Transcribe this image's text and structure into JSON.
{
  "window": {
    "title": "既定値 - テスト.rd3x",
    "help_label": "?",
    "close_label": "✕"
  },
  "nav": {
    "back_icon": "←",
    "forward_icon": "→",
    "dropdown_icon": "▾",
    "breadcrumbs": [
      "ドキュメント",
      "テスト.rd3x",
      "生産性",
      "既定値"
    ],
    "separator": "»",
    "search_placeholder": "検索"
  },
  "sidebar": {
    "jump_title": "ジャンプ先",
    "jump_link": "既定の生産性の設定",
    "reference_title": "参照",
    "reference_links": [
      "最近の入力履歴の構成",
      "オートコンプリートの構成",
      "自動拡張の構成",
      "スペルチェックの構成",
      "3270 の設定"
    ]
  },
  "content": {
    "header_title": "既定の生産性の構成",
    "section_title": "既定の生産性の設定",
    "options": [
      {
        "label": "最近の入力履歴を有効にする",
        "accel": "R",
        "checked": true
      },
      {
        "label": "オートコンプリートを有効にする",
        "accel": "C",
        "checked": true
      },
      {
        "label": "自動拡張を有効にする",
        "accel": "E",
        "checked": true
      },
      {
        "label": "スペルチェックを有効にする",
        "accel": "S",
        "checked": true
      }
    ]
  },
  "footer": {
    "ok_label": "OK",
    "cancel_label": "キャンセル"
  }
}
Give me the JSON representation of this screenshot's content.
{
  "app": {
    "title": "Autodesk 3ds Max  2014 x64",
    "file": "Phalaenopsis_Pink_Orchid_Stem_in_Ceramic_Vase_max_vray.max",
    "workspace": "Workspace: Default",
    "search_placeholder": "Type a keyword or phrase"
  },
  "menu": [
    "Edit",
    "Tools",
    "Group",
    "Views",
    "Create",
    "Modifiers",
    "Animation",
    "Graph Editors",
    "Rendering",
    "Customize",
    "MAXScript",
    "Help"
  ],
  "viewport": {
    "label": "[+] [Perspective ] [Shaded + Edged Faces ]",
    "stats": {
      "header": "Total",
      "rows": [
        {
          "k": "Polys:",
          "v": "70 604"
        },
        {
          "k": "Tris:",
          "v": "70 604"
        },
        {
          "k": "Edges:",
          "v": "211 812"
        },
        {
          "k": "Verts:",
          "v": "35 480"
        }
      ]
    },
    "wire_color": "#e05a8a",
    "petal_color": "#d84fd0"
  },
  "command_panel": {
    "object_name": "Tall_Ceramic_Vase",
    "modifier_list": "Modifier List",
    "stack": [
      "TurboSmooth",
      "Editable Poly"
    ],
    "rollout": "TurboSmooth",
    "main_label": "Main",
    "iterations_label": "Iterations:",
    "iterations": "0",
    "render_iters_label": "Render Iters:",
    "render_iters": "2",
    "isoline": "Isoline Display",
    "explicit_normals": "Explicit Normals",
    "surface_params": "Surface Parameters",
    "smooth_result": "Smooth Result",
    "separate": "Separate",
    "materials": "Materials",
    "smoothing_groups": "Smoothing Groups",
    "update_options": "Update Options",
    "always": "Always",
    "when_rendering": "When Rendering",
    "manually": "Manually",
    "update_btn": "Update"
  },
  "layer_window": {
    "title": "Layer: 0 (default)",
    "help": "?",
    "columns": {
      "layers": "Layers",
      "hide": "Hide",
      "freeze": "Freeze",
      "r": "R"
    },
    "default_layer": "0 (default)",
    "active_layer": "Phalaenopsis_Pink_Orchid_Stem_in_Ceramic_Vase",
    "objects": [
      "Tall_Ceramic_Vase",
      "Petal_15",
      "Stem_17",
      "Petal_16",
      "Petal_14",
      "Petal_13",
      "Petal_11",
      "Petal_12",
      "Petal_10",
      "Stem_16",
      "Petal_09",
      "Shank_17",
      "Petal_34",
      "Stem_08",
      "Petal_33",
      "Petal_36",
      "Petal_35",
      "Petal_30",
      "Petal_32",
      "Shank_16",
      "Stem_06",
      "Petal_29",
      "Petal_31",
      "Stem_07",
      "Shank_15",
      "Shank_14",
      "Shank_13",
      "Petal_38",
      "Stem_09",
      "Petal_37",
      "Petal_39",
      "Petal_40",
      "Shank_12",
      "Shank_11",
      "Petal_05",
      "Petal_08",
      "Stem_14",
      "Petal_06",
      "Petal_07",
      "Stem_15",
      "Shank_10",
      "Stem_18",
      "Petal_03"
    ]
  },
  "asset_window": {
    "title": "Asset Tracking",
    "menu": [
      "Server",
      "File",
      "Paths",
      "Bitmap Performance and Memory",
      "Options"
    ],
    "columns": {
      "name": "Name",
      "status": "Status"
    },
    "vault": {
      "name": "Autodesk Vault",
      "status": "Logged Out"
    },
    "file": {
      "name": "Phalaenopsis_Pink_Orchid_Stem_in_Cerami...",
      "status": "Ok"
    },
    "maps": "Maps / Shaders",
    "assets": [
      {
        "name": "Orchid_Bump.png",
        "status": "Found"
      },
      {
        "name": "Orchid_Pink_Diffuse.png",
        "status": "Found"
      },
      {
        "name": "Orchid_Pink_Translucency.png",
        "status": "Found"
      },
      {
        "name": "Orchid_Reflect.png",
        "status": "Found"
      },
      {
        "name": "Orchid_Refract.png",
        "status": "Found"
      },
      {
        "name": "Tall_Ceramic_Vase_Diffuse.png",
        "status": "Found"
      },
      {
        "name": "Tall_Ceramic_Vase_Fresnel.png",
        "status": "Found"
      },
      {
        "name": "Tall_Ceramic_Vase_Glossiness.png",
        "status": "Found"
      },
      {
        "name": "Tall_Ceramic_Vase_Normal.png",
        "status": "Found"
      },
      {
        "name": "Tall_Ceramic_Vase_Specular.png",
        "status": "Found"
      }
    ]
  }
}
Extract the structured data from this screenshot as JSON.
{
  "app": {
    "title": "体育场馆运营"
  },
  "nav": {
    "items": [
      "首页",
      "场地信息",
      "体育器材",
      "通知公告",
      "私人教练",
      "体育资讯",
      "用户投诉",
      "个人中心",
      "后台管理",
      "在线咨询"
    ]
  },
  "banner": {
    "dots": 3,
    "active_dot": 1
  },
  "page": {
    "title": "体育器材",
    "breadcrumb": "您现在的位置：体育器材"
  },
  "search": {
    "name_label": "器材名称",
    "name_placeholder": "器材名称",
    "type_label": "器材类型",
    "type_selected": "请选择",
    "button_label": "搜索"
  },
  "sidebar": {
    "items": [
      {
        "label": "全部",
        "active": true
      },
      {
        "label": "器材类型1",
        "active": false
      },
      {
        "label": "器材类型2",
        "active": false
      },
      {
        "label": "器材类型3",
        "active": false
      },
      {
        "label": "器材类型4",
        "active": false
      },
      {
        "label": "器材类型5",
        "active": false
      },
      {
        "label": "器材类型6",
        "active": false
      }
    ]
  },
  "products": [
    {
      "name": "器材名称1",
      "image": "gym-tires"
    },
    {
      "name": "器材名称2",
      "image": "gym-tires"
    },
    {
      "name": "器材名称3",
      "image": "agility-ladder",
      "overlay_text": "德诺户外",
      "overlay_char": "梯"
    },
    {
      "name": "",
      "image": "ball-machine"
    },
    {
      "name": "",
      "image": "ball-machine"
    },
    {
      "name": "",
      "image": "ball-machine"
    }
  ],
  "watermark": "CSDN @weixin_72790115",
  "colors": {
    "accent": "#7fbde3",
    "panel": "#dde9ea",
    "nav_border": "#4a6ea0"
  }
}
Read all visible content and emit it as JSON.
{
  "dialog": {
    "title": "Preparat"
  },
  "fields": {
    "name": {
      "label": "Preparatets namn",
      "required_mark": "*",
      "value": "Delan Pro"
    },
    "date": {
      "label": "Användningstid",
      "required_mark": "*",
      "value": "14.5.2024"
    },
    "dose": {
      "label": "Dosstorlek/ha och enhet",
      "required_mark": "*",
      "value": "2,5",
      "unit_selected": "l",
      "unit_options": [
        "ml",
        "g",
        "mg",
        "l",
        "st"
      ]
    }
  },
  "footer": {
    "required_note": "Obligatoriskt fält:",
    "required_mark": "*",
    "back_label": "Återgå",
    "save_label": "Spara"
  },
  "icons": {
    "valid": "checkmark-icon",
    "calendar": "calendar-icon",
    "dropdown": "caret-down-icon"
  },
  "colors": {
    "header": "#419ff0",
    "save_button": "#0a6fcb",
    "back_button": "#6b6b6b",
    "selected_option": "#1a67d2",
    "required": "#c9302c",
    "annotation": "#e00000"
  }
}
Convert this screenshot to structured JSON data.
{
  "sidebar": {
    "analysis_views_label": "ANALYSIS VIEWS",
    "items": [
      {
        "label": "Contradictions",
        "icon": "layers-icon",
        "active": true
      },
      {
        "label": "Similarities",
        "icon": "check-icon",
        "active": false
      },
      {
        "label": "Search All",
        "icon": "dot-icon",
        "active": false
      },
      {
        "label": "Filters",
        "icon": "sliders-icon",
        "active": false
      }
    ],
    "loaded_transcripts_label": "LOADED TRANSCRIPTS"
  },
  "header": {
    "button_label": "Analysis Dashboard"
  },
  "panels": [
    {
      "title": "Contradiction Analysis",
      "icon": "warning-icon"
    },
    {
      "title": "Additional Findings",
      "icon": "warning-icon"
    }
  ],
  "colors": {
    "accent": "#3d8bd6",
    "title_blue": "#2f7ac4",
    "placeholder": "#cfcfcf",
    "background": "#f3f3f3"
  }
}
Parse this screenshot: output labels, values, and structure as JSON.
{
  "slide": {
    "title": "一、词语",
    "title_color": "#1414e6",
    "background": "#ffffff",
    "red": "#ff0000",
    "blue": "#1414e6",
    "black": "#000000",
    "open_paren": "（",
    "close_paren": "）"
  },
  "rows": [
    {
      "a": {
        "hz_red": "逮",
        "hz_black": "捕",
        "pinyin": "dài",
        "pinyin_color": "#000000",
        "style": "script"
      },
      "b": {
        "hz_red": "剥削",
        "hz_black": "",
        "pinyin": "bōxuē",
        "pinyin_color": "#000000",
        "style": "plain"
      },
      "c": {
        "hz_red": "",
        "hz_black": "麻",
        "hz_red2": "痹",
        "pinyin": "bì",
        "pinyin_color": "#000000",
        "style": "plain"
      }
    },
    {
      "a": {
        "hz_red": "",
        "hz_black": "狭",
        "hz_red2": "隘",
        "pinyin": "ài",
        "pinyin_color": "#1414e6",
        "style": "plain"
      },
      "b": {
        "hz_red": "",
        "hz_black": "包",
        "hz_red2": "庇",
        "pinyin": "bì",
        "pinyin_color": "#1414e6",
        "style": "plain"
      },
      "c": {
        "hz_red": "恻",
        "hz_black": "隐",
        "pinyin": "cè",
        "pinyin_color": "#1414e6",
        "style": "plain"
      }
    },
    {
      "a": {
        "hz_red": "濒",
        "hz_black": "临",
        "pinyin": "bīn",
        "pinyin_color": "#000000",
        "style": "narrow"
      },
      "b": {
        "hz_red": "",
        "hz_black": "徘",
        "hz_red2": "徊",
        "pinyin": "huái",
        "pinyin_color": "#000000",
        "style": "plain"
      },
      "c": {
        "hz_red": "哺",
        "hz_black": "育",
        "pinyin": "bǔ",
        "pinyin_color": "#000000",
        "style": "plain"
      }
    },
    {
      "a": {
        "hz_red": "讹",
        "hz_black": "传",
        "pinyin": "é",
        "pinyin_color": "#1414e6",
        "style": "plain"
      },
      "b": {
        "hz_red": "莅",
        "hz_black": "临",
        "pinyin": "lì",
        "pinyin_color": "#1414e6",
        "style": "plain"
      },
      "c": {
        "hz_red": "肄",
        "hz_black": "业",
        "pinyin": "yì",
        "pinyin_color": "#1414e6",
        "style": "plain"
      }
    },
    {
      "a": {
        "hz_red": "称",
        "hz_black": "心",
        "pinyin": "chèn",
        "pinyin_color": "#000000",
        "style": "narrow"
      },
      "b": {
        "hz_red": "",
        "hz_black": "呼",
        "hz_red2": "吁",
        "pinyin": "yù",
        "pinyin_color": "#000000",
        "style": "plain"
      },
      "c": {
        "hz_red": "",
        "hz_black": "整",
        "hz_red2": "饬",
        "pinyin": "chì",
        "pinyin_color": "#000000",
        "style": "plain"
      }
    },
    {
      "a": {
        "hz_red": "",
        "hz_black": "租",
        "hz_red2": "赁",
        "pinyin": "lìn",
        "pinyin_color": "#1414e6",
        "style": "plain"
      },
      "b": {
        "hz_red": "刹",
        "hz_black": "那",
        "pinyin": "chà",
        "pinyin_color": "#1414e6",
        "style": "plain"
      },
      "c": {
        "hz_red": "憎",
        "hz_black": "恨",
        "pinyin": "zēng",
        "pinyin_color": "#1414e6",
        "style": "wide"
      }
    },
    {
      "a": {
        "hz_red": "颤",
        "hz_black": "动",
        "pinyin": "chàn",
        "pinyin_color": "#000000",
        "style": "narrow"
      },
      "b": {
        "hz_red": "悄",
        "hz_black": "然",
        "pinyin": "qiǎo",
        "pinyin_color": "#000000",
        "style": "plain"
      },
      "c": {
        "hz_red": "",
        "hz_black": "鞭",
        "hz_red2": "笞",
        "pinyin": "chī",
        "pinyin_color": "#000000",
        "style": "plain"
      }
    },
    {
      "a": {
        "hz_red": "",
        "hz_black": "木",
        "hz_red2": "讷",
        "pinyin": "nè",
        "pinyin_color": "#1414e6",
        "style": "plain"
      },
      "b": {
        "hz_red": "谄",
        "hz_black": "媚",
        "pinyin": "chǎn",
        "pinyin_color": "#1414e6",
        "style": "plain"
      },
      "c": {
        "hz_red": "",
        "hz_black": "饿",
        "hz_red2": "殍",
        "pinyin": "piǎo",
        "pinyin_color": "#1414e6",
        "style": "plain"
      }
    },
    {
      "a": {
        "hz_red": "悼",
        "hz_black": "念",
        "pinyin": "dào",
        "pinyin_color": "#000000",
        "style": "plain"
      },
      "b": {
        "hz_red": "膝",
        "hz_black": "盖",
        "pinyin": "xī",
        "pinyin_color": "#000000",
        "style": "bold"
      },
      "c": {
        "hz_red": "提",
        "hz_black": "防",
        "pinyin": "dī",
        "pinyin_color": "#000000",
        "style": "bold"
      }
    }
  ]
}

● What the task requires
Using the material above, count the lines containing the word "Rendering". Reply with the number alone.

● Expected answer
2